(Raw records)

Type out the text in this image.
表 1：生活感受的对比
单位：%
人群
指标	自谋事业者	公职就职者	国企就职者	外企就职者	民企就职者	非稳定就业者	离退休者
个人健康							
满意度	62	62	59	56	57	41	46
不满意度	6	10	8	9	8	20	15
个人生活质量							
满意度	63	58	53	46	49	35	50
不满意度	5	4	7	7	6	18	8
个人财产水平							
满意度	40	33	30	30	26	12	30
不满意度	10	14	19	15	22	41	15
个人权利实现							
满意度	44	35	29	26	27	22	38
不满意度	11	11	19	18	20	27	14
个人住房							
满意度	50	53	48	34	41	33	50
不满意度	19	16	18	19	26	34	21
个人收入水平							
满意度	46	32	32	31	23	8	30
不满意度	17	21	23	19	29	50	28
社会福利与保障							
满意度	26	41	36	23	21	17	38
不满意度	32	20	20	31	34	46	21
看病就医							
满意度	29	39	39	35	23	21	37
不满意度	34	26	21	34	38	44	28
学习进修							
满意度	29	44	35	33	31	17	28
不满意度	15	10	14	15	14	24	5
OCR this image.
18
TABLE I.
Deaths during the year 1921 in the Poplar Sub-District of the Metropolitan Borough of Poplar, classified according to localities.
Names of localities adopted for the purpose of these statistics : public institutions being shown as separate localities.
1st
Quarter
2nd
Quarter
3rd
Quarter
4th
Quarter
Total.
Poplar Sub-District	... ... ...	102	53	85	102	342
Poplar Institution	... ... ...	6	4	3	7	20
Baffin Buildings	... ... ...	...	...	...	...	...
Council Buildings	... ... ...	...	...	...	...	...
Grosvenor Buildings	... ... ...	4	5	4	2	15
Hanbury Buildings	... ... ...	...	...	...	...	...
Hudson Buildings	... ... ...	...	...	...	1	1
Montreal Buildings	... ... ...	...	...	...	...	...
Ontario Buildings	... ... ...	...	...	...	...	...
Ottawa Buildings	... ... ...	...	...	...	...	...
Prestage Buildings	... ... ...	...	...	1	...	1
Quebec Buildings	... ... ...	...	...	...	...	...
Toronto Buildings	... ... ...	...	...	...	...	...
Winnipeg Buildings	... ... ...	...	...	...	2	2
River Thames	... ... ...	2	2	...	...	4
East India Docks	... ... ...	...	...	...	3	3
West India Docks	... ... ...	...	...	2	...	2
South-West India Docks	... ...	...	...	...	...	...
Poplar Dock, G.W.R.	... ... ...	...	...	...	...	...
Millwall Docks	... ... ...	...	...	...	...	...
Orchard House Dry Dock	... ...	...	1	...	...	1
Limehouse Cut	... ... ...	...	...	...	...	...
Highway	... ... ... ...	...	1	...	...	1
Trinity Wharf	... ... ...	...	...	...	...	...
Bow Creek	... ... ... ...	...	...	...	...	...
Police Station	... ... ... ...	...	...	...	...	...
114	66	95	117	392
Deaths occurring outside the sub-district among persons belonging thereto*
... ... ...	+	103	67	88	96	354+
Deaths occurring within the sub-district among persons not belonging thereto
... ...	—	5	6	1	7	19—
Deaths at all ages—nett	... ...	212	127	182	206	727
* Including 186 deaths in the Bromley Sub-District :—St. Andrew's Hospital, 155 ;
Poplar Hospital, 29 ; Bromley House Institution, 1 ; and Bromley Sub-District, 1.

▶ _WHAT YOU ARE ASKED TO DO_:
Which lines above contain "Hospital"? Show each of them.

▶ _SOLUTION TO THE EXERCISE_:
* Including 186 deaths in the Bromley Sub-District :—St. Andrew's Hospital, 155 ;
Poplar Hospital, 29 ; Bromley House Institution, 1 ; and Bromley Sub-District, 1.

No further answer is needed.